(Entries from a dataset)

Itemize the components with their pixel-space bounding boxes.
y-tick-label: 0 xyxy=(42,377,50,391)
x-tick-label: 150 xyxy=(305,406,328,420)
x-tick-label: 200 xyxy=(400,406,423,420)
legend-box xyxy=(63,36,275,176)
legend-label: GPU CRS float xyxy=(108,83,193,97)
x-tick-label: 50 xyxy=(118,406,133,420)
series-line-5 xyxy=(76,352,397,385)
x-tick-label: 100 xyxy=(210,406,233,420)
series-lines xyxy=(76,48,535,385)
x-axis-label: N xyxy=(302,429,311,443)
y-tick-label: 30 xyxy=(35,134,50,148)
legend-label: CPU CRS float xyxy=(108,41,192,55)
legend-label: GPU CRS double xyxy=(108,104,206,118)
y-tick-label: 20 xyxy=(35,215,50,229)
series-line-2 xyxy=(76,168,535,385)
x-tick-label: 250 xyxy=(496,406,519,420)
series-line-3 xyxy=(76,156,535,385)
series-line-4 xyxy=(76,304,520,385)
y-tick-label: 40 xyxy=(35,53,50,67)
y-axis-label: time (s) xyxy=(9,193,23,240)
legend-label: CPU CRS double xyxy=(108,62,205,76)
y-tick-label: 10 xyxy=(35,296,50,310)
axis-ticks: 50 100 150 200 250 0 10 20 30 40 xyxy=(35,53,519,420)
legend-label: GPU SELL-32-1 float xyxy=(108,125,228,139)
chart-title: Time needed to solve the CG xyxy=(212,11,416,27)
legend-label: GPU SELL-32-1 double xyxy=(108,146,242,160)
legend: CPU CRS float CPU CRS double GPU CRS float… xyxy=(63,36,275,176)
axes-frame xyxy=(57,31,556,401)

REQUIREMENT >> Write out every line of the items above as a JSON list of strings, with one string per line and blank lines omitted.

RESULT OF THE EXERCISE >>
[
  "Itemize the components with their pixel-space bounding boxes.",
  "y-tick-label: 0 xyxy=(42,377,50,391)",
  "x-tick-label: 150 xyxy=(305,406,328,420)",
  "x-tick-label: 200 xyxy=(400,406,423,420)",
  "legend-box xyxy=(63,36,275,176)",
  "legend-label: GPU CRS float xyxy=(108,83,193,97)",
  "x-tick-label: 50 xyxy=(118,406,133,420)",
  "series-line-5 xyxy=(76,352,397,385)",
  "x-tick-label: 100 xyxy=(210,406,233,420)",
  "series-lines xyxy=(76,48,535,385)",
  "x-axis-label: N xyxy=(302,429,311,443)",
  "y-tick-label: 30 xyxy=(35,134,50,148)",
  "legend-label: CPU CRS float xyxy=(108,41,192,55)",
  "legend-label: GPU CRS double xyxy=(108,104,206,118)",
  "y-tick-label: 20 xyxy=(35,215,50,229)",
  "series-line-2 xyxy=(76,168,535,385)",
  "x-tick-label: 250 xyxy=(496,406,519,420)",
  "series-line-3 xyxy=(76,156,535,385)",
  "series-line-4 xyxy=(76,304,520,385)",
  "y-tick-label: 40 xyxy=(35,53,50,67)",
  "y-axis-label: time (s) xyxy=(9,193,23,240)",
  "legend-label: CPU CRS double xyxy=(108,62,205,76)",
  "y-tick-label: 10 xyxy=(35,296,50,310)",
  "axis-ticks: 50 100 150 200 250 0 10 20 30 40 xyxy=(35,53,519,420)",
  "legend-label: GPU SELL-32-1 float xyxy=(108,125,228,139)",
  "chart-title: Time needed to solve the CG xyxy=(212,11,416,27)",
  "legend-label: GPU SELL-32-1 double xyxy=(108,146,242,160)",
  "legend: CPU CRS float CPU CRS double GPU CRS float… xyxy=(63,36,275,176)",
  "axes-frame xyxy=(57,31,556,401)"
]